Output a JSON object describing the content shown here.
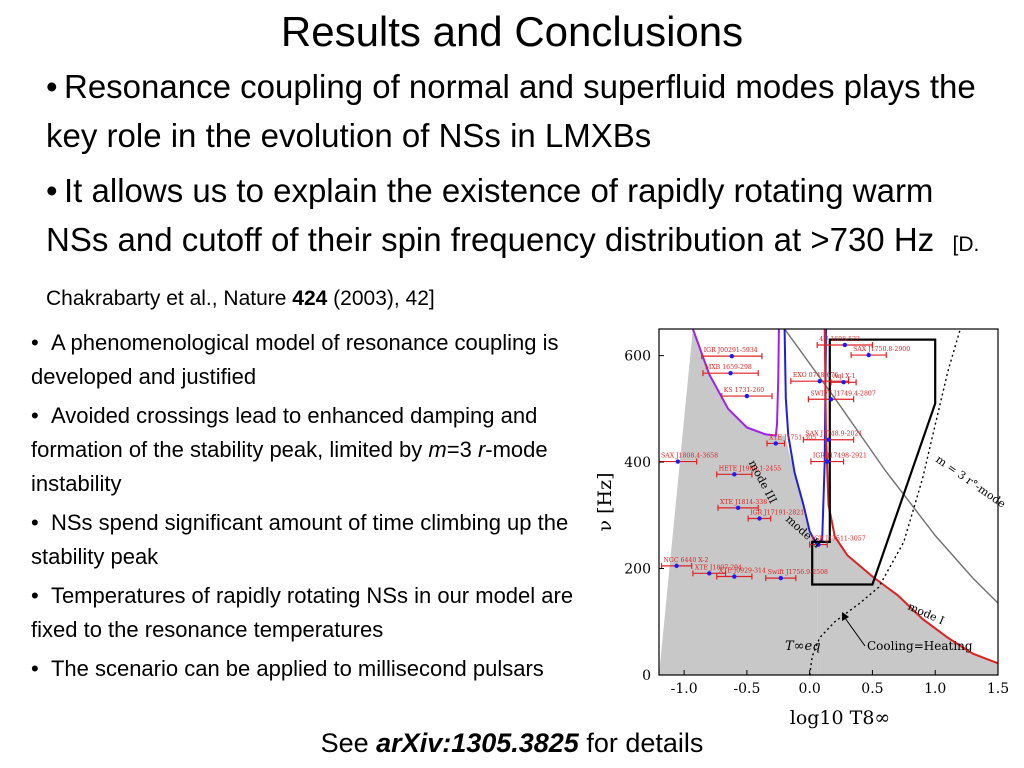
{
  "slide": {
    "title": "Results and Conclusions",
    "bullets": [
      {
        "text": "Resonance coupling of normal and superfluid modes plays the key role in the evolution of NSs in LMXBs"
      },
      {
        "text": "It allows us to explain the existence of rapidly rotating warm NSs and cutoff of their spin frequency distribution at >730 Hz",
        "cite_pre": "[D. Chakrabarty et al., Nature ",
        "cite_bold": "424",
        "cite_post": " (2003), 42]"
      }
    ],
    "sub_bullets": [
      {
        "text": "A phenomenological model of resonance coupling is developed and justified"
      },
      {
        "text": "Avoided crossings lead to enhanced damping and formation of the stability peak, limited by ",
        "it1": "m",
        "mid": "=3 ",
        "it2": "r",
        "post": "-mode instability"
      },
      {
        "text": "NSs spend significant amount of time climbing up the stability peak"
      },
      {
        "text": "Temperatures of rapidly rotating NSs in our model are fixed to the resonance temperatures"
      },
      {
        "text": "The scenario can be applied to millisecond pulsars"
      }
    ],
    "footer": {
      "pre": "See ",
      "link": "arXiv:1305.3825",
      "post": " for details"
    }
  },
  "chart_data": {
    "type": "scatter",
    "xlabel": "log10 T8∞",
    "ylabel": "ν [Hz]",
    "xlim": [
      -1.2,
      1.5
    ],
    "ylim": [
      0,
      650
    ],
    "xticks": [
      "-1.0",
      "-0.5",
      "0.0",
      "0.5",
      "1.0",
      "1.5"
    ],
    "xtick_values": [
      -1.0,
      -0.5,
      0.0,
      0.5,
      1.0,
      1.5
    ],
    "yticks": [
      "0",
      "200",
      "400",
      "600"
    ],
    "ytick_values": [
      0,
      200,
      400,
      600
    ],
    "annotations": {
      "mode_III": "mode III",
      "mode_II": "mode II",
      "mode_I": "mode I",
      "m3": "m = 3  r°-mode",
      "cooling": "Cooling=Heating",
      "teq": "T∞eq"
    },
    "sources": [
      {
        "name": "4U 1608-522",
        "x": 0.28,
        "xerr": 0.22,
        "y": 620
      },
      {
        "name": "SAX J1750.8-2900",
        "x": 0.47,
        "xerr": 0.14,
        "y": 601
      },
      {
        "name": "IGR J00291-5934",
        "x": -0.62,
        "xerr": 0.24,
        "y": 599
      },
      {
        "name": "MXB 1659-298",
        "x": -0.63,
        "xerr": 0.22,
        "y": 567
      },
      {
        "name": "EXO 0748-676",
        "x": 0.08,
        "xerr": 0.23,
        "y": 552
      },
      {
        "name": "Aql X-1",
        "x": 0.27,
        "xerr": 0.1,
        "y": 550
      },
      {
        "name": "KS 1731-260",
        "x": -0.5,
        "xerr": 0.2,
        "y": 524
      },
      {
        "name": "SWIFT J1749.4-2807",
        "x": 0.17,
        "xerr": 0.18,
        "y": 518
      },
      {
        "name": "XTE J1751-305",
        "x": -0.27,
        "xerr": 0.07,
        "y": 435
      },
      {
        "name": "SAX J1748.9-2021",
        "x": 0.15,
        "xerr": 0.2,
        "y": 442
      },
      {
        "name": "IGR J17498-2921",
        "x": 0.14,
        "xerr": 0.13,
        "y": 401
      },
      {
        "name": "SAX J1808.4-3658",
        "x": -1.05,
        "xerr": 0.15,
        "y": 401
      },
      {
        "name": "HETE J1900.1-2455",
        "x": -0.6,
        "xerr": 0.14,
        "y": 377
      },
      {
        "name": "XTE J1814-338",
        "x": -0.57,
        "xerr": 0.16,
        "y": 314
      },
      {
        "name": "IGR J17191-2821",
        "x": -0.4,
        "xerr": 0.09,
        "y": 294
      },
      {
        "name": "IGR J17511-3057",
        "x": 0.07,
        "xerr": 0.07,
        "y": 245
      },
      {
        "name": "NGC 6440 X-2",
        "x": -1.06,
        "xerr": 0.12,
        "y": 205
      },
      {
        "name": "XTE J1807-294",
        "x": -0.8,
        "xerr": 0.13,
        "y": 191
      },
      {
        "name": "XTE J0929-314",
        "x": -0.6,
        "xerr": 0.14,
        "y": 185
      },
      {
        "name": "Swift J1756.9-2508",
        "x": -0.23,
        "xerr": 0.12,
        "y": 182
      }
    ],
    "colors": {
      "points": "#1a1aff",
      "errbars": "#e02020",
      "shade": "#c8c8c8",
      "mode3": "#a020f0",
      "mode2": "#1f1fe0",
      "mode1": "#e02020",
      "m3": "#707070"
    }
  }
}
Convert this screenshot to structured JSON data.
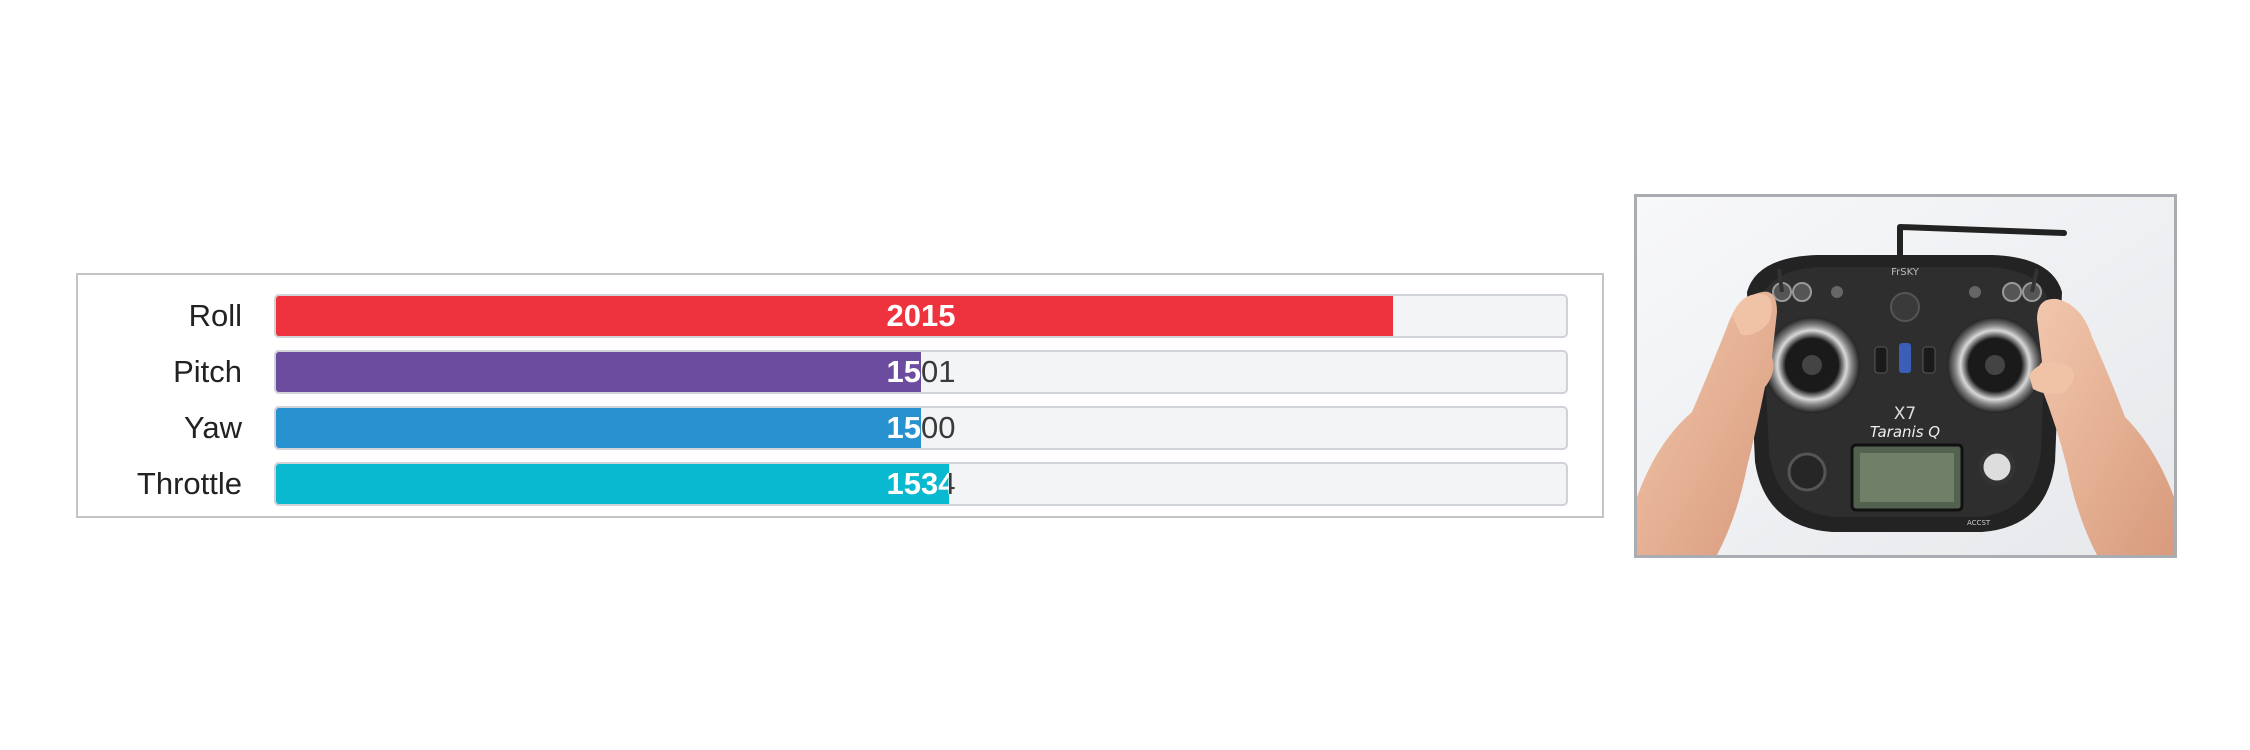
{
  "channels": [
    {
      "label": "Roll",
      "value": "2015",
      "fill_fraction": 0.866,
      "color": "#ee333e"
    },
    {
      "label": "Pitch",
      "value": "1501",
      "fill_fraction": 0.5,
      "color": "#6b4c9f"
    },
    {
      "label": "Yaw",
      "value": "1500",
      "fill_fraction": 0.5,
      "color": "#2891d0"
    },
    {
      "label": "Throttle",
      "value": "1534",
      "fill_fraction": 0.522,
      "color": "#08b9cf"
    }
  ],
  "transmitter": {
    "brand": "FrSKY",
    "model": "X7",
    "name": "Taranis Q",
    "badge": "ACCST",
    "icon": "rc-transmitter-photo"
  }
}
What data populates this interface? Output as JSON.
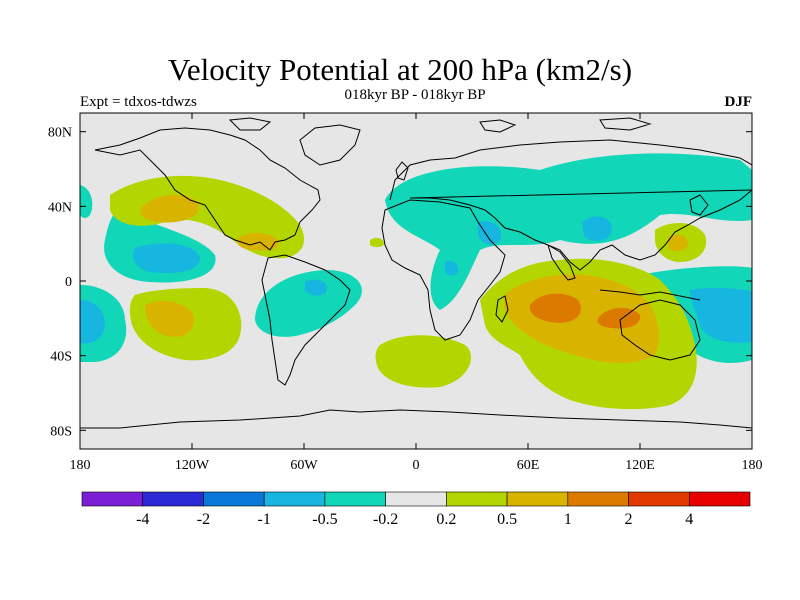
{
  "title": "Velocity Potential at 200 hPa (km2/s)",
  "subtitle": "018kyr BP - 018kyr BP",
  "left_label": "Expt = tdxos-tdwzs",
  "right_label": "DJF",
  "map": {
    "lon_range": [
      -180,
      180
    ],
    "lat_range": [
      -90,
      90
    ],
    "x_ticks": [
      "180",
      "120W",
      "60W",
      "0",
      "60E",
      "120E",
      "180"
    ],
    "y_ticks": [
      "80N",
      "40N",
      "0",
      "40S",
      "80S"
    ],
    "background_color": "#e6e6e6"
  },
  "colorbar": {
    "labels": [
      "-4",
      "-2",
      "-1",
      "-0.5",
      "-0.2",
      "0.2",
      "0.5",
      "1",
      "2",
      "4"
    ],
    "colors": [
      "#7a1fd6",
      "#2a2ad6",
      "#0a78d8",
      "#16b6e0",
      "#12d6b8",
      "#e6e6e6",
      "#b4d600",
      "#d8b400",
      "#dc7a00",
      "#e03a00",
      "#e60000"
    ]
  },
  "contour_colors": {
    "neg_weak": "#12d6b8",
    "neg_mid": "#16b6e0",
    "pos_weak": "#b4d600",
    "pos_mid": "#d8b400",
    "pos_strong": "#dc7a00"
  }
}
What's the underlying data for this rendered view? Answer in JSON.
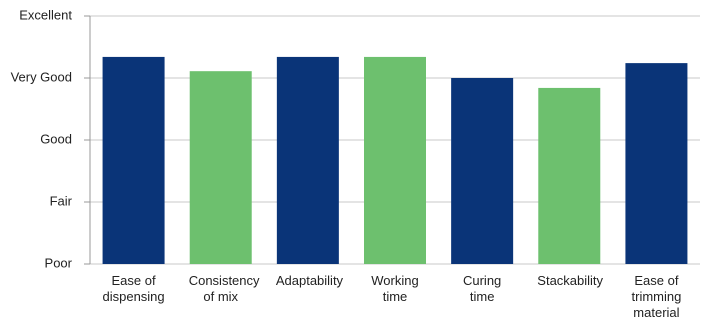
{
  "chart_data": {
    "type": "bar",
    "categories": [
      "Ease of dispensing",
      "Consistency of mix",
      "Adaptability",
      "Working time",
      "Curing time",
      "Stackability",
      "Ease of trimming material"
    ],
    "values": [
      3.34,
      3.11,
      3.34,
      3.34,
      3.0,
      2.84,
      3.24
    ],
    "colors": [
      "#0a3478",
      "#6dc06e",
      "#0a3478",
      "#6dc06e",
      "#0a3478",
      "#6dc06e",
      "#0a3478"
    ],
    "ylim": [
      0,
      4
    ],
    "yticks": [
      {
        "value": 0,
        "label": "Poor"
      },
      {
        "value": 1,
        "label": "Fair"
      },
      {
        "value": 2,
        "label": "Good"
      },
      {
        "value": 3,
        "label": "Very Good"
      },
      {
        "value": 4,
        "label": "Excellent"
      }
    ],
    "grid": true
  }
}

Task: From the entries above, pull out each line that includes "Output".

Answer below:
Output a JSON object describing the content shown here.
What data populates this interface? Output as JSON.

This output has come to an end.